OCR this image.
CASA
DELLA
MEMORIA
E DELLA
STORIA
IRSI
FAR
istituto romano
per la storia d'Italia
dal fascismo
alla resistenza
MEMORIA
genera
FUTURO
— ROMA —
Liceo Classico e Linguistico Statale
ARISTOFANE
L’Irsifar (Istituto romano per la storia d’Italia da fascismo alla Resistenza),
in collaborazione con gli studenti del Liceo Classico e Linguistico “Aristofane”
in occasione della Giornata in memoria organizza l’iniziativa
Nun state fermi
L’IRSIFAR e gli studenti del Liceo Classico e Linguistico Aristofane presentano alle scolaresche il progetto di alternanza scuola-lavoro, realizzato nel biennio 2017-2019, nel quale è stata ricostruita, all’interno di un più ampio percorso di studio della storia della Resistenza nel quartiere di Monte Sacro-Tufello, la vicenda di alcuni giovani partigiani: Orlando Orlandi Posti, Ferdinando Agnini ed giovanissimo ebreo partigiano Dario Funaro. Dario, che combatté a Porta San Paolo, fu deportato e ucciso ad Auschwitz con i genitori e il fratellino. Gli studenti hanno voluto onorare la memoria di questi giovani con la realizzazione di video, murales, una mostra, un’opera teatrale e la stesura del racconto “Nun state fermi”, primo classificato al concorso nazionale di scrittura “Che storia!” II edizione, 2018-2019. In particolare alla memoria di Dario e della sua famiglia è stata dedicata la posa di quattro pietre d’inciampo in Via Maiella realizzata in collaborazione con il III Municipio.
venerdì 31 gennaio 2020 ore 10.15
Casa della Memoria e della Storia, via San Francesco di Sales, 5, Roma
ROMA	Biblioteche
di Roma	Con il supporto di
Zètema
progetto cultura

————

Which lines hold the word "fascismo"? Copy every one of them.

dal fascismo
L’Irsifar (Istituto romano per la storia d’Italia da fascismo alla Resistenza),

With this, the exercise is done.